*WHAT YOU WILL DO*
Rewrite all of the material below, substituting "x-axis tick label" for every occurrence of "x-tick-label" and leaving everything else unchanged. Omit the pictures.

*GIVEN DATA*
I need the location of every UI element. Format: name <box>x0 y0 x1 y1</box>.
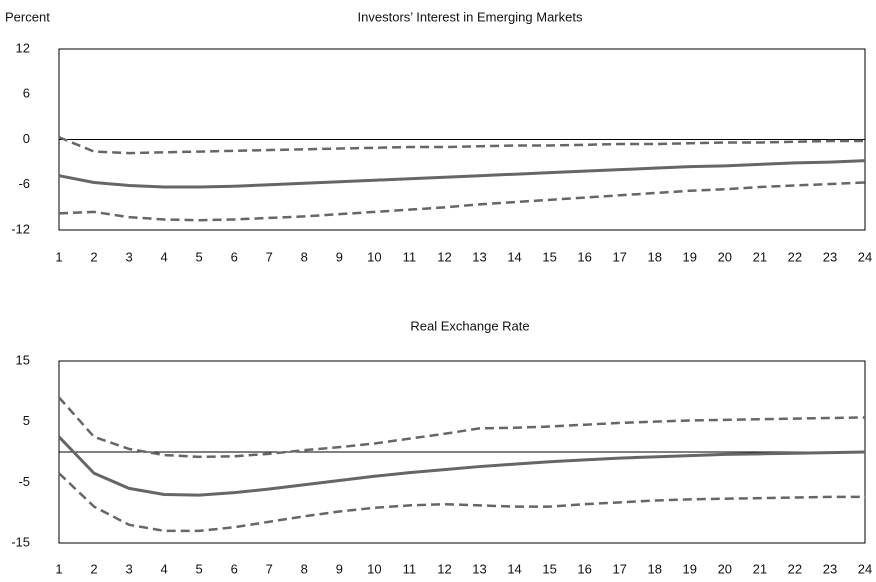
x-tick-label: 23 <box>823 561 837 576</box>
band-line <box>58 472 865 533</box>
x-tick-label: 14 <box>507 561 521 576</box>
x-tick-label: 17 <box>612 249 626 264</box>
x-tick-label: 12 <box>437 561 451 576</box>
x-tick-label: 13 <box>472 561 486 576</box>
x-tick-label: 24 <box>858 249 872 264</box>
x-tick-label: 16 <box>577 561 591 576</box>
x-tick-label: 8 <box>301 249 308 264</box>
x-tick-label: 4 <box>161 249 168 264</box>
x-tick-label: 10 <box>367 561 381 576</box>
x-tick-label: 21 <box>753 561 767 576</box>
x-tick-label: 9 <box>336 249 343 264</box>
y-tick-label: 12 <box>16 40 30 55</box>
x-tick-label: 11 <box>403 249 417 264</box>
x-tick-label: 6 <box>231 561 238 576</box>
x-tick-label: 16 <box>577 249 591 264</box>
x-tick-label: 20 <box>718 249 732 264</box>
y-tick-label: 15 <box>16 352 30 367</box>
y-tick-label: -5 <box>18 474 30 489</box>
x-tick-label: 13 <box>472 249 486 264</box>
x-tick-label: 5 <box>196 249 203 264</box>
x-tick-label: 3 <box>125 249 132 264</box>
y-tick-label: -12 <box>11 221 30 236</box>
x-tick-label: 1 <box>55 249 62 264</box>
x-tick-label: 19 <box>683 249 697 264</box>
x-tick-label: 22 <box>788 249 802 264</box>
x-tick-label: 15 <box>542 249 556 264</box>
series-line <box>58 159 866 189</box>
y-axis-label: Percent <box>5 9 50 24</box>
y-tick-label: 6 <box>23 86 30 101</box>
series-line <box>57 435 866 497</box>
x-tick-label: 3 <box>125 561 132 576</box>
x-tick-label: 12 <box>437 249 451 264</box>
x-tick-label: 19 <box>683 561 697 576</box>
x-tick-label: 7 <box>266 561 273 576</box>
y-tick-label: -6 <box>18 176 30 191</box>
band-line <box>58 181 866 222</box>
x-tick-label: 24 <box>858 561 872 576</box>
x-tick-label: 14 <box>507 249 521 264</box>
x-tick-label: 15 <box>542 561 556 576</box>
y-tick-label: 0 <box>23 131 30 146</box>
x-tick-label: 2 <box>90 249 97 264</box>
x-tick-label: 7 <box>266 249 273 264</box>
x-tick-label: 17 <box>612 561 626 576</box>
x-tick-label: 9 <box>336 561 343 576</box>
band-line <box>58 136 865 155</box>
y-tick-label: 5 <box>23 413 30 428</box>
x-tick-label: 10 <box>367 249 381 264</box>
y-tick-label: -15 <box>11 534 30 549</box>
x-tick-label: 1 <box>55 561 62 576</box>
x-tick-label: 18 <box>648 249 662 264</box>
chart-title: Investors’ Interest in Emerging Markets <box>358 9 583 24</box>
chart-title: Real Exchange Rate <box>410 318 529 333</box>
x-tick-label: 11 <box>403 561 417 576</box>
x-tick-label: 21 <box>753 249 767 264</box>
x-tick-label: 20 <box>718 561 732 576</box>
x-tick-label: 22 <box>788 561 802 576</box>
x-tick-label: 8 <box>301 561 308 576</box>
x-tick-label: 18 <box>648 561 662 576</box>
x-tick-label: 4 <box>161 561 168 576</box>
x-tick-label: 2 <box>90 561 97 576</box>
x-tick-label: 6 <box>231 249 238 264</box>
band-line <box>58 396 866 459</box>
x-tick-label: 23 <box>823 249 837 264</box>
x-tick-label: 5 <box>196 561 203 576</box>
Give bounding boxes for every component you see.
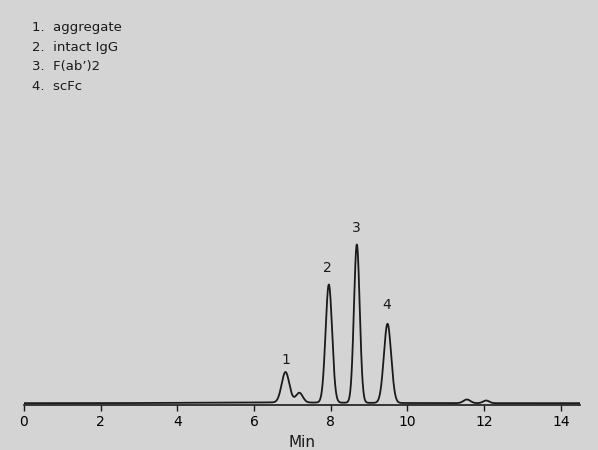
Text: 4: 4 (383, 298, 392, 312)
Text: 3: 3 (352, 221, 361, 235)
Text: 2: 2 (324, 261, 332, 275)
Text: 1.  aggregate
2.  intact IgG
3.  F(ab’)2
4.  scFc: 1. aggregate 2. intact IgG 3. F(ab’)2 4.… (32, 21, 122, 93)
Text: 1: 1 (281, 353, 290, 367)
X-axis label: Min: Min (288, 435, 316, 450)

*TASK OUTPUT*
I need the location of every UI element. Format: name <box>x0 y0 x1 y1</box>.
x-axis tick label: 23 <box>823 561 837 576</box>
band-line <box>58 472 865 533</box>
x-axis tick label: 14 <box>507 561 521 576</box>
x-axis tick label: 17 <box>612 249 626 264</box>
x-axis tick label: 12 <box>437 561 451 576</box>
x-axis tick label: 13 <box>472 561 486 576</box>
x-axis tick label: 24 <box>858 249 872 264</box>
x-axis tick label: 16 <box>577 561 591 576</box>
x-axis tick label: 8 <box>301 249 308 264</box>
x-axis tick label: 4 <box>161 249 168 264</box>
x-axis tick label: 10 <box>367 561 381 576</box>
x-axis tick label: 21 <box>753 561 767 576</box>
x-axis tick label: 9 <box>336 249 343 264</box>
y-tick-label: 12 <box>16 40 30 55</box>
x-axis tick label: 11 <box>403 249 417 264</box>
x-axis tick label: 6 <box>231 561 238 576</box>
x-axis tick label: 16 <box>577 249 591 264</box>
x-axis tick label: 20 <box>718 249 732 264</box>
y-tick-label: 15 <box>16 352 30 367</box>
y-tick-label: -5 <box>18 474 30 489</box>
x-axis tick label: 13 <box>472 249 486 264</box>
x-axis tick label: 5 <box>196 249 203 264</box>
x-axis tick label: 3 <box>125 249 132 264</box>
y-tick-label: -12 <box>11 221 30 236</box>
x-axis tick label: 1 <box>55 249 62 264</box>
x-axis tick label: 19 <box>683 249 697 264</box>
x-axis tick label: 22 <box>788 249 802 264</box>
x-axis tick label: 15 <box>542 249 556 264</box>
series-line <box>58 159 866 189</box>
y-axis-label: Percent <box>5 9 50 24</box>
y-tick-label: 6 <box>23 86 30 101</box>
series-line <box>57 435 866 497</box>
x-axis tick label: 3 <box>125 561 132 576</box>
x-axis tick label: 12 <box>437 249 451 264</box>
x-axis tick label: 19 <box>683 561 697 576</box>
x-axis tick label: 7 <box>266 561 273 576</box>
y-tick-label: -6 <box>18 176 30 191</box>
band-line <box>58 181 866 222</box>
x-axis tick label: 24 <box>858 561 872 576</box>
x-axis tick label: 14 <box>507 249 521 264</box>
x-axis tick label: 15 <box>542 561 556 576</box>
y-tick-label: 0 <box>23 131 30 146</box>
x-axis tick label: 2 <box>90 249 97 264</box>
x-axis tick label: 7 <box>266 249 273 264</box>
x-axis tick label: 17 <box>612 561 626 576</box>
x-axis tick label: 9 <box>336 561 343 576</box>
band-line <box>58 136 865 155</box>
y-tick-label: 5 <box>23 413 30 428</box>
x-axis tick label: 10 <box>367 249 381 264</box>
y-tick-label: -15 <box>11 534 30 549</box>
x-axis tick label: 1 <box>55 561 62 576</box>
x-axis tick label: 18 <box>648 249 662 264</box>
chart-title: Investors’ Interest in Emerging Markets <box>358 9 583 24</box>
chart-title: Real Exchange Rate <box>410 318 529 333</box>
x-axis tick label: 11 <box>403 561 417 576</box>
x-axis tick label: 21 <box>753 249 767 264</box>
x-axis tick label: 20 <box>718 561 732 576</box>
x-axis tick label: 22 <box>788 561 802 576</box>
x-axis tick label: 8 <box>301 561 308 576</box>
x-axis tick label: 18 <box>648 561 662 576</box>
x-axis tick label: 4 <box>161 561 168 576</box>
x-axis tick label: 2 <box>90 561 97 576</box>
x-axis tick label: 6 <box>231 249 238 264</box>
band-line <box>58 396 866 459</box>
x-axis tick label: 23 <box>823 249 837 264</box>
x-axis tick label: 5 <box>196 561 203 576</box>
Give bounding boxes for every component you see.
Text: 4: 4 (383, 298, 392, 312)
Text: 3: 3 (352, 221, 361, 235)
Text: 2: 2 (324, 261, 332, 275)
Text: 1.  aggregate
2.  intact IgG
3.  F(ab’)2
4.  scFc: 1. aggregate 2. intact IgG 3. F(ab’)2 4.… (32, 21, 122, 93)
Text: 1: 1 (281, 353, 290, 367)
X-axis label: Min: Min (288, 435, 316, 450)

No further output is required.